• _What you are asked to do_
Extract all lines from the data beneath that include the word "задний".

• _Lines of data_

┏━━

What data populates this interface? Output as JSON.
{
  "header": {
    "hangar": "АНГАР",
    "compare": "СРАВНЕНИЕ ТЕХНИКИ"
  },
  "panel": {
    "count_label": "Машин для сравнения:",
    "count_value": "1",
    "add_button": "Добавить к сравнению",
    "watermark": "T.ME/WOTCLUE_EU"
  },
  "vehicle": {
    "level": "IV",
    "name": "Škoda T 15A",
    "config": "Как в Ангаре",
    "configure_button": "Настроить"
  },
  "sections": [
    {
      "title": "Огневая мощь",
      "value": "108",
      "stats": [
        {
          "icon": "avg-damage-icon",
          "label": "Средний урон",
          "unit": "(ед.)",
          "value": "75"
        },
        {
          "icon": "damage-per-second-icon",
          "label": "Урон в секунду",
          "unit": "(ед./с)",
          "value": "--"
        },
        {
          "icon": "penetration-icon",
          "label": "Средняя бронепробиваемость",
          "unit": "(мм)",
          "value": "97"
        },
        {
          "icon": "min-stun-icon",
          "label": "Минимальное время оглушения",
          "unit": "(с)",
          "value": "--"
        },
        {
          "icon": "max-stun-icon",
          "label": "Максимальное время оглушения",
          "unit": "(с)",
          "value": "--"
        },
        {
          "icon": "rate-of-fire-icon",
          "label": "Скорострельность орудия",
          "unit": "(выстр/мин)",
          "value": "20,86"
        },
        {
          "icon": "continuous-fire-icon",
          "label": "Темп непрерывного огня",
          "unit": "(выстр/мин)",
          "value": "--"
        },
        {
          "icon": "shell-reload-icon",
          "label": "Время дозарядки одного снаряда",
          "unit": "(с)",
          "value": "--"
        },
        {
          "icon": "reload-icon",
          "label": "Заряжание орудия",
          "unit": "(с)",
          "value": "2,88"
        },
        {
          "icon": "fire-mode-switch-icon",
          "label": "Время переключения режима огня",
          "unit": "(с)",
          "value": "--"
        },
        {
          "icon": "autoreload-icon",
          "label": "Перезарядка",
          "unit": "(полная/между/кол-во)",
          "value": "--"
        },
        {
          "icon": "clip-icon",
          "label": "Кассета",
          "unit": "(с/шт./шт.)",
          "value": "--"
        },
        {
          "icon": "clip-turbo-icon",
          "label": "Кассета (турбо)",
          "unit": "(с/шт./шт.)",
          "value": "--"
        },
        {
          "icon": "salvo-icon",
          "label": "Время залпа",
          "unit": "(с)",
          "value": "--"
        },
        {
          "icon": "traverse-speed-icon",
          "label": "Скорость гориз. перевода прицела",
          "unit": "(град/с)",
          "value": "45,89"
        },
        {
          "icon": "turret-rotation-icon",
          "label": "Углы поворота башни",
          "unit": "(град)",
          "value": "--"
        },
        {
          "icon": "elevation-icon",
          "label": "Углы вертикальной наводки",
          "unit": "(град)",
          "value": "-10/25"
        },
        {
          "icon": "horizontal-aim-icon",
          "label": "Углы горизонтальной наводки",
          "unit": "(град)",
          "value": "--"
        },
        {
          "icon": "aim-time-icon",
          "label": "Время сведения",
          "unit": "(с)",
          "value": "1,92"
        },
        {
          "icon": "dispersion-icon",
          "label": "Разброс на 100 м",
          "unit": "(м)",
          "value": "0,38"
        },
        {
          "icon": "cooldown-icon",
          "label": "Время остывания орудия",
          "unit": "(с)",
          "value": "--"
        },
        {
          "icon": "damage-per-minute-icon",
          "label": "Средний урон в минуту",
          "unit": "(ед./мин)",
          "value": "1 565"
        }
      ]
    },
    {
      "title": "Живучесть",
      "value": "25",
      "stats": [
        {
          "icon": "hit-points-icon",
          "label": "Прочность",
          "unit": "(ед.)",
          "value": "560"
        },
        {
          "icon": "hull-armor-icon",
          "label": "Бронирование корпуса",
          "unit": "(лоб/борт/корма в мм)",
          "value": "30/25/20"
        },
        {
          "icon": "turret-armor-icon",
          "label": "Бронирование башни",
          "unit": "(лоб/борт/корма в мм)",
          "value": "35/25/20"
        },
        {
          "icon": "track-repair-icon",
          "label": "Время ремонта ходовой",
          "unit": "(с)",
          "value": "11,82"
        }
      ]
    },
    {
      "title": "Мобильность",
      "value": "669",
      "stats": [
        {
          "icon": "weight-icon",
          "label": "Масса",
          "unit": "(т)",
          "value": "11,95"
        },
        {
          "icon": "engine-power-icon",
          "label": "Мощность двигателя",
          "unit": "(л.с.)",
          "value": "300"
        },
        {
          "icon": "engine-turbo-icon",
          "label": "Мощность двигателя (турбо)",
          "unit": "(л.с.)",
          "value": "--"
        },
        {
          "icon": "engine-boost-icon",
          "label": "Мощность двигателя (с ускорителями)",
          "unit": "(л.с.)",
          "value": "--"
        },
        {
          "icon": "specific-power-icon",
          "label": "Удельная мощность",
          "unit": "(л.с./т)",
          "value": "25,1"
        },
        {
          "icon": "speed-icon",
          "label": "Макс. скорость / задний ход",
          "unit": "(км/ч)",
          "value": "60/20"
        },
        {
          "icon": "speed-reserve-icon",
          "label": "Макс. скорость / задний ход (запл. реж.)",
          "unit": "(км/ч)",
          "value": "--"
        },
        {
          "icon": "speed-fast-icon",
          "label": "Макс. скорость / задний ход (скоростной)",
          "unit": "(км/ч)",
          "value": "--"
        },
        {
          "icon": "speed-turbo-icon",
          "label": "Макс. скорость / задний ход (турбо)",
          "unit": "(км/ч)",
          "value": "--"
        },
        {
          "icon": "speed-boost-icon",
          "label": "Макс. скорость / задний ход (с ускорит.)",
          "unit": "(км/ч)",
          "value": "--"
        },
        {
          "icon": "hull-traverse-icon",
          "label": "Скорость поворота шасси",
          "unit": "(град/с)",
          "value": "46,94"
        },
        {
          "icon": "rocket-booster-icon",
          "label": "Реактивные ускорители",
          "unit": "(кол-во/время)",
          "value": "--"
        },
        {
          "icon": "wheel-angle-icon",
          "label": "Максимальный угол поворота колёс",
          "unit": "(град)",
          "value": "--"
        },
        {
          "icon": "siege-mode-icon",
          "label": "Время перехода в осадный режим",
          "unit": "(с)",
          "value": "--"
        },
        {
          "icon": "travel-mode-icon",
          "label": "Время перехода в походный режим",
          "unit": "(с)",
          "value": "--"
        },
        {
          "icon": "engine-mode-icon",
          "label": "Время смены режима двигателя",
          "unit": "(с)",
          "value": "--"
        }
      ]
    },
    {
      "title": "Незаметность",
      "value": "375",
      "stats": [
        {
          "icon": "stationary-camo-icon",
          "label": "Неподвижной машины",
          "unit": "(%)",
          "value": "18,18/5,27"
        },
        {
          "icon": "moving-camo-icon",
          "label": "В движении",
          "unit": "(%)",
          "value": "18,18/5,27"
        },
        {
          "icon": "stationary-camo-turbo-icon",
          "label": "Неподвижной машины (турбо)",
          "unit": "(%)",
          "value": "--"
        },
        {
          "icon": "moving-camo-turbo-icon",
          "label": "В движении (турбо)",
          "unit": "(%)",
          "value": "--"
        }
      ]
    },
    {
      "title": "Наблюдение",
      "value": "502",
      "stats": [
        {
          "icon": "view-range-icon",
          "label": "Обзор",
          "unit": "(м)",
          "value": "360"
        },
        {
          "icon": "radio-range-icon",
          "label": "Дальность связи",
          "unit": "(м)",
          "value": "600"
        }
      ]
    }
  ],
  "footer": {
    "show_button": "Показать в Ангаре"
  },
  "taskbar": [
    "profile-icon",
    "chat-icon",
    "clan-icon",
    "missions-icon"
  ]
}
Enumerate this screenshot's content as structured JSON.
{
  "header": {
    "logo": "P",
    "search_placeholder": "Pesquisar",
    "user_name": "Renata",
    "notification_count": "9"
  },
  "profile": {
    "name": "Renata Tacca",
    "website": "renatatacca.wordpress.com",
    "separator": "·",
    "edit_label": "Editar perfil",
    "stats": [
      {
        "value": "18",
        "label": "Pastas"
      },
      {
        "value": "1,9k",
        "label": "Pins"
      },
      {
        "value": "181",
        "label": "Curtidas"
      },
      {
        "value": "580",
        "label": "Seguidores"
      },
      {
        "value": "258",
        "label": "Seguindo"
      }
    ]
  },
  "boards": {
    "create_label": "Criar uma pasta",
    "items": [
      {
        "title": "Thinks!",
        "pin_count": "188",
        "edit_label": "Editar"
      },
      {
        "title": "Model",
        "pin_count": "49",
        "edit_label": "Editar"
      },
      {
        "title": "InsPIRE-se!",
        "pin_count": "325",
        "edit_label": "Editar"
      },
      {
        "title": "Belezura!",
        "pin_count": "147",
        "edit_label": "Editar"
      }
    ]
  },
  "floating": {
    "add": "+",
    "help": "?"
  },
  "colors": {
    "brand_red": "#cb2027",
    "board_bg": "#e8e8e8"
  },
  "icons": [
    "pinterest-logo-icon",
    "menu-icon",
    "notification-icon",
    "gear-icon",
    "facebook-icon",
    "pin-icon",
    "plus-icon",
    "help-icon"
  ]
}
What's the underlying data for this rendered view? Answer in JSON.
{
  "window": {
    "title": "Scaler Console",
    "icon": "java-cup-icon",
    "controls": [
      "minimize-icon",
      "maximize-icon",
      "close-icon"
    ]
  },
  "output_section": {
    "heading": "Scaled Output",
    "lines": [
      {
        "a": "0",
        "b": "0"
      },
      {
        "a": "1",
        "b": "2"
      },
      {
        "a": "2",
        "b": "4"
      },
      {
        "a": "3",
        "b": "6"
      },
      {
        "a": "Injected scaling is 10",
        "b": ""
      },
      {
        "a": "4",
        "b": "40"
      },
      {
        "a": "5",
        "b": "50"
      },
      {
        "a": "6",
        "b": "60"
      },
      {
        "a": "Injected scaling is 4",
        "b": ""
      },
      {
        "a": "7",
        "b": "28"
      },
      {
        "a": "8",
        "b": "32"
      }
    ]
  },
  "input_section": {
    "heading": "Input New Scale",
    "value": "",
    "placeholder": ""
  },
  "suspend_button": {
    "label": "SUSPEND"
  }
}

┗━━

• _Expected answer_
          "label": "Макс. скорость / задний ход",
          "label": "Макс. скорость / задний ход (запл. реж.)",
          "label": "Макс. скорость / задний ход (скоростной)",
          "label": "Макс. скорость / задний ход (турбо)",
          "label": "Макс. скорость / задний ход (с ускорит.)",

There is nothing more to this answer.